### EXERCISE DIRECTIONS
Report how many lines of the entries below contain the word "icon", and nothing more.

### DATASET
********
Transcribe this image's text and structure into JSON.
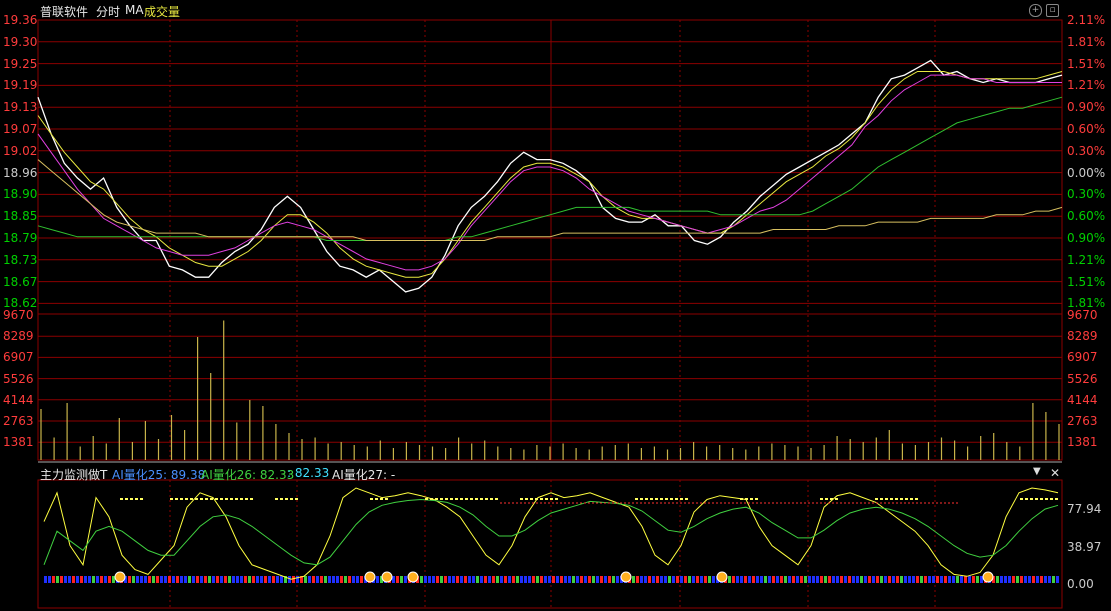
{
  "header": {
    "stock_name": "普联软件",
    "mode": "分时",
    "ma_label": "MA",
    "volume_label": "成交量",
    "settings_icon": "settings-circle-icon",
    "panel_toggle_icon": "panel-toggle-icon"
  },
  "price_axis": {
    "left_labels": [
      "19.36",
      "19.30",
      "19.25",
      "19.19",
      "19.13",
      "19.07",
      "19.02",
      "18.96",
      "18.90",
      "18.85",
      "18.79",
      "18.73",
      "18.67",
      "18.62"
    ],
    "right_labels": [
      "2.11%",
      "1.81%",
      "1.51%",
      "1.21%",
      "0.90%",
      "0.60%",
      "0.30%",
      "0.00%",
      "0.30%",
      "0.60%",
      "0.90%",
      "1.21%",
      "1.51%",
      "1.81%"
    ],
    "colors": {
      "up": "#ff3c3c",
      "flat": "#cccccc",
      "down": "#00d000"
    }
  },
  "volume_axis": {
    "labels": [
      "9670",
      "8289",
      "6907",
      "5526",
      "4144",
      "2763",
      "1381"
    ]
  },
  "indicator": {
    "name": "主力监测做T",
    "ai25_label": "AI量化25: 89.38",
    "ai26_label": "AI量化26: 82.33",
    "ai26_extra": ": 82.33",
    "ai27_label": "AI量化27: -",
    "axis_labels": [
      "77.94",
      "38.97",
      "0.00"
    ],
    "dropdown_icon": "triangle-down-icon",
    "close_icon": "close-icon"
  },
  "colors": {
    "grid": "#8b0000",
    "price_line": "#ffffff",
    "ma_yellow": "#e8e840",
    "ma_magenta": "#e040e0",
    "ma_green": "#30c030",
    "avg_yellow": "#d8c060",
    "volume_bar": "#c8b44a",
    "ind_yellow": "#ffff40",
    "ind_cyan": "#40e0ff",
    "ind_blue": "#2030ff",
    "ind_green": "#40d040"
  },
  "chart_data": {
    "type": "line",
    "title": "",
    "ylabel": "",
    "ylim": [
      18.56,
      19.36
    ],
    "prev_close": 18.96,
    "series": [
      {
        "values": [
          19.15,
          19.05,
          18.97,
          18.93,
          18.9,
          18.93,
          18.85,
          18.8,
          18.76,
          18.76,
          18.69,
          18.68,
          18.66,
          18.66,
          18.7,
          18.73,
          18.75,
          18.79,
          18.85,
          18.88,
          18.85,
          18.79,
          18.73,
          18.69,
          18.68,
          18.66,
          18.68,
          18.65,
          18.62,
          18.63,
          18.66,
          18.72,
          18.8,
          18.85,
          18.88,
          18.92,
          18.97,
          19.0,
          18.98,
          18.98,
          18.97,
          18.95,
          18.92,
          18.85,
          18.82,
          18.81,
          18.81,
          18.83,
          18.8,
          18.8,
          18.76,
          18.75,
          18.77,
          18.81,
          18.84,
          18.88,
          18.91,
          18.94,
          18.96,
          18.98,
          19.0,
          19.02,
          19.05,
          19.08,
          19.15,
          19.2,
          19.21,
          19.23,
          19.25,
          19.21,
          19.22,
          19.2,
          19.19,
          19.2,
          19.19,
          19.19,
          19.19,
          19.2,
          19.21
        ]
      },
      {
        "values": [
          19.1,
          19.05,
          19.0,
          18.96,
          18.92,
          18.9,
          18.86,
          18.82,
          18.79,
          18.77,
          18.74,
          18.72,
          18.7,
          18.69,
          18.69,
          18.71,
          18.73,
          18.76,
          18.8,
          18.83,
          18.83,
          18.81,
          18.78,
          18.74,
          18.71,
          18.69,
          18.68,
          18.67,
          18.66,
          18.66,
          18.67,
          18.71,
          18.76,
          18.81,
          18.85,
          18.89,
          18.93,
          18.96,
          18.97,
          18.97,
          18.96,
          18.94,
          18.92,
          18.88,
          18.85,
          18.83,
          18.82,
          18.82,
          18.81,
          18.8,
          18.79,
          18.78,
          18.78,
          18.8,
          18.83,
          18.86,
          18.89,
          18.92,
          18.94,
          18.96,
          18.99,
          19.01,
          19.04,
          19.08,
          19.13,
          19.17,
          19.2,
          19.22,
          19.22,
          19.22,
          19.21,
          19.2,
          19.2,
          19.2,
          19.2,
          19.2,
          19.2,
          19.21,
          19.22
        ]
      },
      {
        "values": [
          19.05,
          19.0,
          18.95,
          18.9,
          18.86,
          18.82,
          18.8,
          18.78,
          18.76,
          18.74,
          18.73,
          18.72,
          18.72,
          18.72,
          18.73,
          18.74,
          18.76,
          18.78,
          18.8,
          18.81,
          18.8,
          18.79,
          18.77,
          18.75,
          18.73,
          18.71,
          18.7,
          18.69,
          18.68,
          18.68,
          18.69,
          18.71,
          18.75,
          18.8,
          18.84,
          18.88,
          18.92,
          18.95,
          18.96,
          18.96,
          18.95,
          18.93,
          18.9,
          18.88,
          18.86,
          18.84,
          18.83,
          18.82,
          18.81,
          18.8,
          18.79,
          18.78,
          18.79,
          18.8,
          18.82,
          18.84,
          18.85,
          18.87,
          18.9,
          18.93,
          18.96,
          18.99,
          19.02,
          19.07,
          19.1,
          19.14,
          19.17,
          19.19,
          19.21,
          19.21,
          19.21,
          19.2,
          19.2,
          19.19,
          19.19,
          19.19,
          19.19,
          19.19,
          19.19
        ]
      },
      {
        "values": [
          18.8,
          18.79,
          18.78,
          18.77,
          18.77,
          18.77,
          18.77,
          18.77,
          18.77,
          18.77,
          18.77,
          18.77,
          18.77,
          18.77,
          18.77,
          18.77,
          18.77,
          18.77,
          18.77,
          18.77,
          18.77,
          18.77,
          18.76,
          18.76,
          18.76,
          18.76,
          18.76,
          18.76,
          18.76,
          18.76,
          18.76,
          18.76,
          18.77,
          18.77,
          18.78,
          18.79,
          18.8,
          18.81,
          18.82,
          18.83,
          18.84,
          18.85,
          18.85,
          18.85,
          18.85,
          18.85,
          18.84,
          18.84,
          18.84,
          18.84,
          18.84,
          18.84,
          18.83,
          18.83,
          18.83,
          18.83,
          18.83,
          18.83,
          18.83,
          18.84,
          18.86,
          18.88,
          18.9,
          18.93,
          18.96,
          18.98,
          19.0,
          19.02,
          19.04,
          19.06,
          19.08,
          19.09,
          19.1,
          19.11,
          19.12,
          19.12,
          19.13,
          19.14,
          19.15
        ]
      },
      {
        "values": [
          18.98,
          18.95,
          18.92,
          18.89,
          18.86,
          18.83,
          18.81,
          18.8,
          18.79,
          18.78,
          18.78,
          18.78,
          18.78,
          18.77,
          18.77,
          18.77,
          18.77,
          18.77,
          18.77,
          18.77,
          18.77,
          18.77,
          18.77,
          18.77,
          18.77,
          18.76,
          18.76,
          18.76,
          18.76,
          18.76,
          18.76,
          18.76,
          18.76,
          18.76,
          18.76,
          18.77,
          18.77,
          18.77,
          18.77,
          18.77,
          18.78,
          18.78,
          18.78,
          18.78,
          18.78,
          18.78,
          18.78,
          18.78,
          18.78,
          18.78,
          18.78,
          18.78,
          18.78,
          18.78,
          18.78,
          18.78,
          18.79,
          18.79,
          18.79,
          18.79,
          18.79,
          18.8,
          18.8,
          18.8,
          18.81,
          18.81,
          18.81,
          18.81,
          18.82,
          18.82,
          18.82,
          18.82,
          18.82,
          18.83,
          18.83,
          18.83,
          18.84,
          18.84,
          18.85
        ]
      }
    ],
    "volume": [
      3400,
      1500,
      3800,
      900,
      1600,
      1100,
      2800,
      1200,
      2600,
      1400,
      3000,
      2000,
      8200,
      5800,
      9300,
      2500,
      4000,
      3600,
      2400,
      1800,
      1400,
      1500,
      1100,
      1200,
      1000,
      900,
      1300,
      800,
      1200,
      1000,
      900,
      800,
      1500,
      1100,
      1300,
      900,
      800,
      700,
      1000,
      900,
      1100,
      800,
      700,
      900,
      1000,
      1100,
      800,
      900,
      700,
      800,
      1200,
      900,
      1000,
      800,
      700,
      900,
      1100,
      1000,
      900,
      800,
      1000,
      1600,
      1400,
      1200,
      1500,
      2000,
      1100,
      1000,
      1200,
      1500,
      1300,
      900,
      1600,
      1800,
      1200,
      900,
      3800,
      3200,
      2400
    ],
    "indicator_series": [
      {
        "values": [
          65,
          95,
          40,
          20,
          90,
          70,
          30,
          15,
          10,
          25,
          40,
          80,
          95,
          90,
          70,
          40,
          20,
          15,
          10,
          5,
          8,
          20,
          50,
          90,
          100,
          95,
          90,
          92,
          95,
          92,
          88,
          80,
          70,
          50,
          30,
          20,
          40,
          70,
          90,
          95,
          90,
          92,
          95,
          90,
          85,
          80,
          60,
          30,
          20,
          40,
          75,
          88,
          92,
          90,
          88,
          60,
          40,
          30,
          20,
          40,
          80,
          92,
          95,
          90,
          85,
          75,
          65,
          55,
          40,
          20,
          10,
          8,
          12,
          30,
          70,
          95,
          100,
          98,
          95
        ]
      },
      {
        "values": [
          20,
          55,
          45,
          35,
          55,
          60,
          55,
          45,
          35,
          30,
          30,
          45,
          60,
          70,
          72,
          68,
          60,
          50,
          40,
          30,
          22,
          20,
          28,
          45,
          62,
          75,
          82,
          85,
          87,
          88,
          87,
          85,
          80,
          72,
          60,
          50,
          50,
          56,
          66,
          74,
          78,
          82,
          86,
          85,
          84,
          82,
          76,
          66,
          56,
          54,
          60,
          68,
          74,
          78,
          80,
          74,
          64,
          56,
          48,
          48,
          56,
          66,
          74,
          78,
          80,
          78,
          74,
          68,
          60,
          50,
          40,
          32,
          28,
          30,
          40,
          55,
          68,
          78,
          82
        ]
      }
    ]
  }
}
********
### THE OUTPUT
4